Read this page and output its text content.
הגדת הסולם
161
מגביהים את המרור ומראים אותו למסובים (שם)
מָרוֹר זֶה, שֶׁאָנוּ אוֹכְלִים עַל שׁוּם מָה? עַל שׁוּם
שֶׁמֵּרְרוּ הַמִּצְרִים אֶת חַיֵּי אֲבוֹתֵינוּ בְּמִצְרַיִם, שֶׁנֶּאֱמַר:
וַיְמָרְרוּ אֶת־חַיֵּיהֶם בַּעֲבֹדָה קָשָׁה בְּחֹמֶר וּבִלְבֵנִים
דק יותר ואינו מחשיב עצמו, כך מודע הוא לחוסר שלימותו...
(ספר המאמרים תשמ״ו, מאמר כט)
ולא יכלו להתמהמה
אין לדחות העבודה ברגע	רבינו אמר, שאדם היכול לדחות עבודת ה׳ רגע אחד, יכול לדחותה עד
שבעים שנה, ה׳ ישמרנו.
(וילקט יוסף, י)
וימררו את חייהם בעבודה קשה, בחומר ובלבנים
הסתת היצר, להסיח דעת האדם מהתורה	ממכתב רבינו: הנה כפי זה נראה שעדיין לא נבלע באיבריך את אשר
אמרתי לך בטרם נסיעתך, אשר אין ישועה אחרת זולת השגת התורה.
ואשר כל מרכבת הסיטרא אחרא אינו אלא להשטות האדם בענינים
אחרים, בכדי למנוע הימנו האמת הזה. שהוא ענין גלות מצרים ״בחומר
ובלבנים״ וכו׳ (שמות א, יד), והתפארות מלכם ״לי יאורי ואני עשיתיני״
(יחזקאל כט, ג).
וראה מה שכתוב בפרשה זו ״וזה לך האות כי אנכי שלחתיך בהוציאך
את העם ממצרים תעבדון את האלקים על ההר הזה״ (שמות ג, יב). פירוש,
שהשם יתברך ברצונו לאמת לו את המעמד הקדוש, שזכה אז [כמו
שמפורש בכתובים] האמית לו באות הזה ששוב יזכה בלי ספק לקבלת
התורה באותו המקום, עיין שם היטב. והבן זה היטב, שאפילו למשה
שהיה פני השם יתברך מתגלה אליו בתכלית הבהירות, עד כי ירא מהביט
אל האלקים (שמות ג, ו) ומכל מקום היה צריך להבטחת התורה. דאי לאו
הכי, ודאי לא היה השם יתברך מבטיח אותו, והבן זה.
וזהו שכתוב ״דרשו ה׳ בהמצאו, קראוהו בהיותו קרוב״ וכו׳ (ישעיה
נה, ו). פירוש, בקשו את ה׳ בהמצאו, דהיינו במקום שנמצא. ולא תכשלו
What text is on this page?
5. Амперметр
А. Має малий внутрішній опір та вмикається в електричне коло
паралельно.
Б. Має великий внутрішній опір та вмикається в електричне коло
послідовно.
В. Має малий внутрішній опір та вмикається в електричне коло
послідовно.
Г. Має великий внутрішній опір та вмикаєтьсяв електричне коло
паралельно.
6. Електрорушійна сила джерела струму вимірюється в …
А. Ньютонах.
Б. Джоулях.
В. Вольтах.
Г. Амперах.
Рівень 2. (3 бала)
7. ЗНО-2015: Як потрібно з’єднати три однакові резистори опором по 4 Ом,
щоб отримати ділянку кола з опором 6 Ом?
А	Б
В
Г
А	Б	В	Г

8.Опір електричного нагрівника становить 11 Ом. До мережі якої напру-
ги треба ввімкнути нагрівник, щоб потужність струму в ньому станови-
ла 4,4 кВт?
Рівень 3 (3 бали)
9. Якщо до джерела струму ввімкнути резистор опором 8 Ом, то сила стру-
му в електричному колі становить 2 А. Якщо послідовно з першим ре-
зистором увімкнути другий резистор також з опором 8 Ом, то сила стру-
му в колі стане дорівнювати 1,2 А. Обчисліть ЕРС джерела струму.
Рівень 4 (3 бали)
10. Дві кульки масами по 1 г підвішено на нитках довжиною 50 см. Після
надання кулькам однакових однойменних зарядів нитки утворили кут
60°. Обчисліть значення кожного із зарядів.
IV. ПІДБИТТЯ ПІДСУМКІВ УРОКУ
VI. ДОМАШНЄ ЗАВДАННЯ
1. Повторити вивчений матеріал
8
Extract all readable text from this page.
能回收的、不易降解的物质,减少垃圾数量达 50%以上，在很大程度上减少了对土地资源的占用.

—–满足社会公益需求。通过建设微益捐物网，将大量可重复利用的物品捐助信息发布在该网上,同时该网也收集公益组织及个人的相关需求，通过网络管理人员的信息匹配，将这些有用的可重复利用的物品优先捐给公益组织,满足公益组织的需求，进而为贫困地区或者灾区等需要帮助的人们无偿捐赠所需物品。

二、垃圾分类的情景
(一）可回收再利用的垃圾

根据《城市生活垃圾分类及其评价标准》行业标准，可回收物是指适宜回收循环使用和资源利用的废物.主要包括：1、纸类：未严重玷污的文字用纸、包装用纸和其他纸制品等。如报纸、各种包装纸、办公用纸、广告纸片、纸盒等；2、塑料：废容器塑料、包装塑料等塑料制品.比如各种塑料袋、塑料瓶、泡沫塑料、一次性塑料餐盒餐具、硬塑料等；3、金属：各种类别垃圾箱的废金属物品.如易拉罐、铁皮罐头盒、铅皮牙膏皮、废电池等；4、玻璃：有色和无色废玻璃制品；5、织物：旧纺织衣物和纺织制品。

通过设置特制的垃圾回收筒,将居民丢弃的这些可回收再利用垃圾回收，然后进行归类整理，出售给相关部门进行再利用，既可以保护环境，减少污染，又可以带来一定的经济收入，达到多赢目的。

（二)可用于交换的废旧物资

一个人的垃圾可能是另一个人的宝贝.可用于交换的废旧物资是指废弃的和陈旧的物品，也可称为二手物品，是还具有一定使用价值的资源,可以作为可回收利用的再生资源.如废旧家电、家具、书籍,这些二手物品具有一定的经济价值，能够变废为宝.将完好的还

────

§ **Exercise details**: Take the lines above from the one holding "Extract all readable text from this page." to the last and output them exactly.

§ **Answer below**:
Extract all readable text from this page.
能回收的、不易降解的物质,减少垃圾数量达 50%以上，在很大程度上减少了对土地资源的占用.

—–满足社会公益需求。通过建设微益捐物网，将大量可重复利用的物品捐助信息发布在该网上,同时该网也收集公益组织及个人的相关需求，通过网络管理人员的信息匹配，将这些有用的可重复利用的物品优先捐给公益组织,满足公益组织的需求，进而为贫困地区或者灾区等需要帮助的人们无偿捐赠所需物品。

二、垃圾分类的情景
(一）可回收再利用的垃圾

根据《城市生活垃圾分类及其评价标准》行业标准，可回收物是指适宜回收循环使用和资源利用的废物.主要包括：1、纸类：未严重玷污的文字用纸、包装用纸和其他纸制品等。如报纸、各种包装纸、办公用纸、广告纸片、纸盒等；2、塑料：废容器塑料、包装塑料等塑料制品.比如各种塑料袋、塑料瓶、泡沫塑料、一次性塑料餐盒餐具、硬塑料等；3、金属：各种类别垃圾箱的废金属物品.如易拉罐、铁皮罐头盒、铅皮牙膏皮、废电池等；4、玻璃：有色和无色废玻璃制品；5、织物：旧纺织衣物和纺织制品。

通过设置特制的垃圾回收筒,将居民丢弃的这些可回收再利用垃圾回收，然后进行归类整理，出售给相关部门进行再利用，既可以保护环境，减少污染，又可以带来一定的经济收入，达到多赢目的。

（二)可用于交换的废旧物资

一个人的垃圾可能是另一个人的宝贝.可用于交换的废旧物资是指废弃的和陈旧的物品，也可称为二手物品，是还具有一定使用价值的资源,可以作为可回收利用的再生资源.如废旧家电、家具、书籍,这些二手物品具有一定的经济价值，能够变废为宝.将完好的还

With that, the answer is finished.